EXERCISE GOAL -
Send back the entries below exactly as they appear.

ROWS -
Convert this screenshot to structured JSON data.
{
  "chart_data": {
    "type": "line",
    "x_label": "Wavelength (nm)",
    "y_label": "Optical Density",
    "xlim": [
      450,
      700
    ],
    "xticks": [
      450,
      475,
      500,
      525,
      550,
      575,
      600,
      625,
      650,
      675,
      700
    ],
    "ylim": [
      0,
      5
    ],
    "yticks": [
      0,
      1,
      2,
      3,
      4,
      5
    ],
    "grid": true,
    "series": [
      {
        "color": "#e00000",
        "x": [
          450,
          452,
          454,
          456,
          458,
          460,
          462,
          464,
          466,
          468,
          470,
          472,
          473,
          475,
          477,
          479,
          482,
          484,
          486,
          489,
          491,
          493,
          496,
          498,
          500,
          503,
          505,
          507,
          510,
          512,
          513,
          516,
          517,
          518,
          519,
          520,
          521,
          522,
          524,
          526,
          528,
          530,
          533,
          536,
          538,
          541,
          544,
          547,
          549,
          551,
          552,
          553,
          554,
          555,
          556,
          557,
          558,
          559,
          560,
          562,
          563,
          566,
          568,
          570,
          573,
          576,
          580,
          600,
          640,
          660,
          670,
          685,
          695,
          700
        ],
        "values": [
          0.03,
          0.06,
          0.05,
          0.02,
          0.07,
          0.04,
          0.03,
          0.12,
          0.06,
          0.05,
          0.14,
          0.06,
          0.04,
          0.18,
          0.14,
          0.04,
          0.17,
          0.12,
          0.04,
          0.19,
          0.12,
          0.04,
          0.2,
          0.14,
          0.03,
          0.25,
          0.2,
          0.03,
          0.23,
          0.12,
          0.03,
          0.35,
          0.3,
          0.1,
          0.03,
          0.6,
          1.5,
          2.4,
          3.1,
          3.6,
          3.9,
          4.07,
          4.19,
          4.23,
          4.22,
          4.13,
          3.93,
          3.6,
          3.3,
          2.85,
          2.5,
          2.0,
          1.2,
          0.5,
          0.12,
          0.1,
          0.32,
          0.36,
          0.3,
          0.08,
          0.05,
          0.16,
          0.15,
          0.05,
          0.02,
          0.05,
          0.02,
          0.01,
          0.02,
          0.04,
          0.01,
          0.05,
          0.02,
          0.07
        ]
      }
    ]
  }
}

FULL OUTPUT -
Convert this screenshot to structured JSON data.
{
  "chart_data": {
    "type": "line",
    "x_label": "Wavelength (nm)",
    "y_label": "Optical Density",
    "xlim": [
      450,
      700
    ],
    "xticks": [
      450,
      475,
      500,
      525,
      550,
      575,
      600,
      625,
      650,
      675,
      700
    ],
    "ylim": [
      0,
      5
    ],
    "yticks": [
      0,
      1,
      2,
      3,
      4,
      5
    ],
    "grid": true,
    "series": [
      {
        "color": "#e00000",
        "x": [
          450,
          452,
          454,
          456,
          458,
          460,
          462,
          464,
          466,
          468,
          470,
          472,
          473,
          475,
          477,
          479,
          482,
          484,
          486,
          489,
          491,
          493,
          496,
          498,
          500,
          503,
          505,
          507,
          510,
          512,
          513,
          516,
          517,
          518,
          519,
          520,
          521,
          522,
          524,
          526,
          528,
          530,
          533,
          536,
          538,
          541,
          544,
          547,
          549,
          551,
          552,
          553,
          554,
          555,
          556,
          557,
          558,
          559,
          560,
          562,
          563,
          566,
          568,
          570,
          573,
          576,
          580,
          600,
          640,
          660,
          670,
          685,
          695,
          700
        ],
        "values": [
          0.03,
          0.06,
          0.05,
          0.02,
          0.07,
          0.04,
          0.03,
          0.12,
          0.06,
          0.05,
          0.14,
          0.06,
          0.04,
          0.18,
          0.14,
          0.04,
          0.17,
          0.12,
          0.04,
          0.19,
          0.12,
          0.04,
          0.2,
          0.14,
          0.03,
          0.25,
          0.2,
          0.03,
          0.23,
          0.12,
          0.03,
          0.35,
          0.3,
          0.1,
          0.03,
          0.6,
          1.5,
          2.4,
          3.1,
          3.6,
          3.9,
          4.07,
          4.19,
          4.23,
          4.22,
          4.13,
          3.93,
          3.6,
          3.3,
          2.85,
          2.5,
          2.0,
          1.2,
          0.5,
          0.12,
          0.1,
          0.32,
          0.36,
          0.3,
          0.08,
          0.05,
          0.16,
          0.15,
          0.05,
          0.02,
          0.05,
          0.02,
          0.01,
          0.02,
          0.04,
          0.01,
          0.05,
          0.02,
          0.07
        ]
      }
    ]
  }
}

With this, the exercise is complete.